▸ **Task goal**:
Go through the entries one line at a time, and gather every line that has the word "content".

▸ **Material**:
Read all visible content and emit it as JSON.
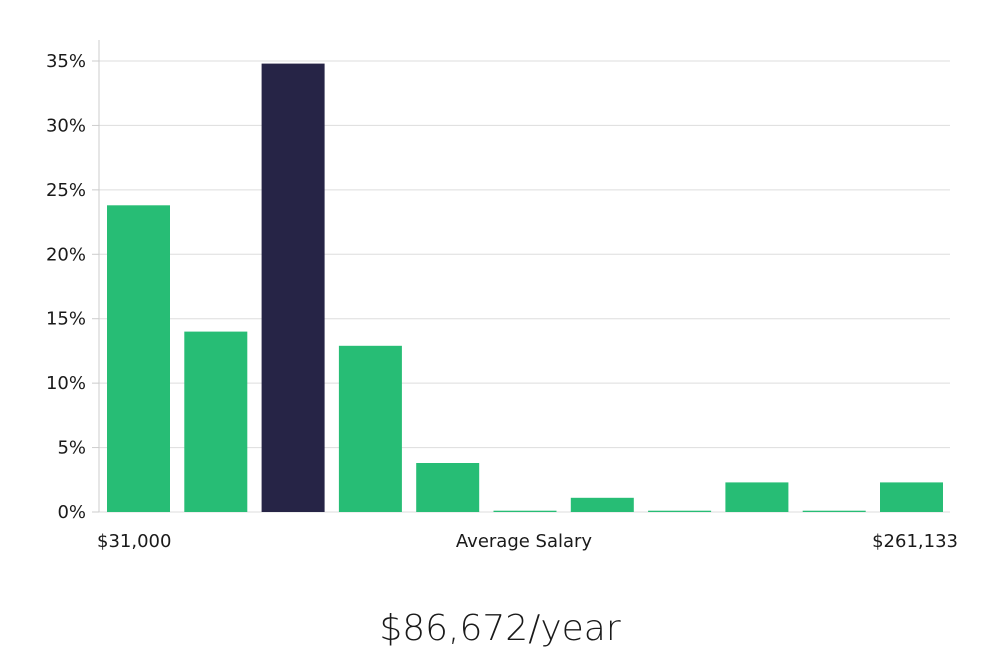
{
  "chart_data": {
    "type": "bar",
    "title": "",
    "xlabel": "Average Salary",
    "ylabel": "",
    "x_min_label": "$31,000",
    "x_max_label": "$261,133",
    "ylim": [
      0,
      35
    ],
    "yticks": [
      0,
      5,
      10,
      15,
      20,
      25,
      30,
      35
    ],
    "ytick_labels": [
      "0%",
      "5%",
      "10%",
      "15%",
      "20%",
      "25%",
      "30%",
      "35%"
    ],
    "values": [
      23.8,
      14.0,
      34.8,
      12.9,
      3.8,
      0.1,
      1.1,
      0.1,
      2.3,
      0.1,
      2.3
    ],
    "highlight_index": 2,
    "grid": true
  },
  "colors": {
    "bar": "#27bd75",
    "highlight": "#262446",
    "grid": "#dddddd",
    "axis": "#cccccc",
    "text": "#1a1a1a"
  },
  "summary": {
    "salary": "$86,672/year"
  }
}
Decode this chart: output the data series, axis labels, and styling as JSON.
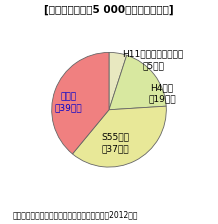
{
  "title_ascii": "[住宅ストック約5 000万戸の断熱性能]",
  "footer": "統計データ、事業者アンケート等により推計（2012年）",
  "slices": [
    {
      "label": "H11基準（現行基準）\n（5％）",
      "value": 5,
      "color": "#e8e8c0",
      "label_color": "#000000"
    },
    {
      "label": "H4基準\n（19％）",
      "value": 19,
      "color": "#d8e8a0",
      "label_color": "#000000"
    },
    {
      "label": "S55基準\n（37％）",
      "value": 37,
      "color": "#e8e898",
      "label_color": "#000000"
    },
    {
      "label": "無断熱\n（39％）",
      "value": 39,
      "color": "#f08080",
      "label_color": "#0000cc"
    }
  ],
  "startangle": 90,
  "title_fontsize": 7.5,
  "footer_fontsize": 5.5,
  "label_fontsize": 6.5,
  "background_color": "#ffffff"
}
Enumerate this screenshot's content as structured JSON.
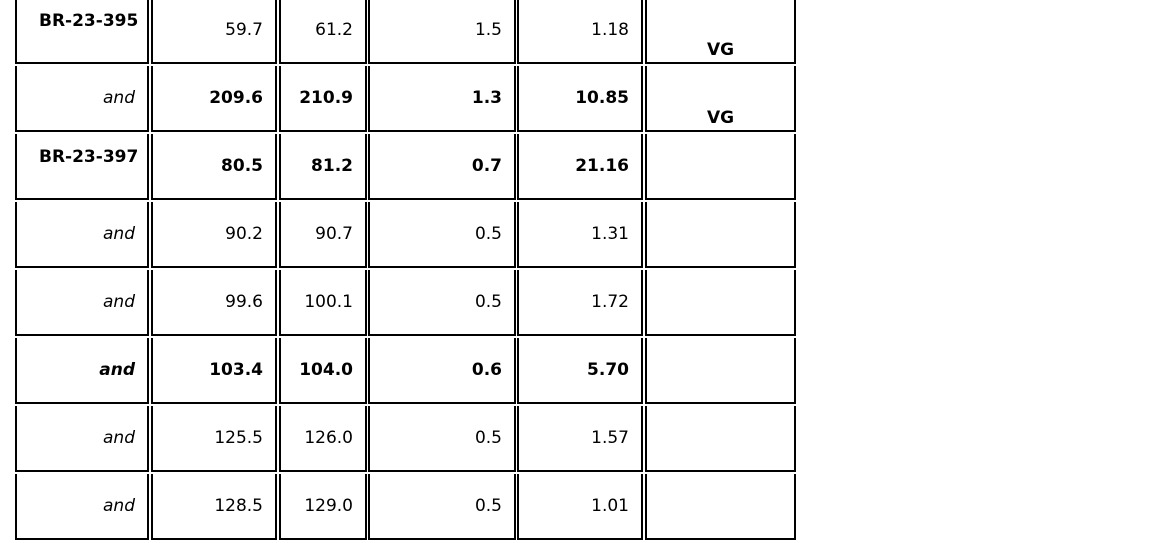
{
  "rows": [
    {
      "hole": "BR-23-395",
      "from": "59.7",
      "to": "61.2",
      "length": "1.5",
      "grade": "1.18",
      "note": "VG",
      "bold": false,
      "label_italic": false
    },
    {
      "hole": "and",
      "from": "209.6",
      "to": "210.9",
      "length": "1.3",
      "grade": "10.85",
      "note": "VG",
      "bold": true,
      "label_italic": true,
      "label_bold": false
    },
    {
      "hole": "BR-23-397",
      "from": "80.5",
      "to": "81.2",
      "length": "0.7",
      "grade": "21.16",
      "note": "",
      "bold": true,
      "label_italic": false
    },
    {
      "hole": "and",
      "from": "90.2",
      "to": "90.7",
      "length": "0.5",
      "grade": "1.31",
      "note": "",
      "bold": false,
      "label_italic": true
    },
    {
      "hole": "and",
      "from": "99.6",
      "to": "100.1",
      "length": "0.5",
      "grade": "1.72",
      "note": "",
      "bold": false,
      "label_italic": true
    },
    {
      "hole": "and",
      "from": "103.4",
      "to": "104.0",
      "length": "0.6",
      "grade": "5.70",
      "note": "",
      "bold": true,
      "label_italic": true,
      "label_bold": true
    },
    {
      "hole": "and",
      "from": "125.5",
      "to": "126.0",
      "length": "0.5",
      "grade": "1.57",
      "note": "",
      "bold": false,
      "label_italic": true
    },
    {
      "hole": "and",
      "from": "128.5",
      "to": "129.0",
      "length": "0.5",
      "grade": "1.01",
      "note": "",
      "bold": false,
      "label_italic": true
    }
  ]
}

▸ **Problem solution**:
Read all visible content and emit it as JSON.
Enumerate this screenshot's content as structured JSON.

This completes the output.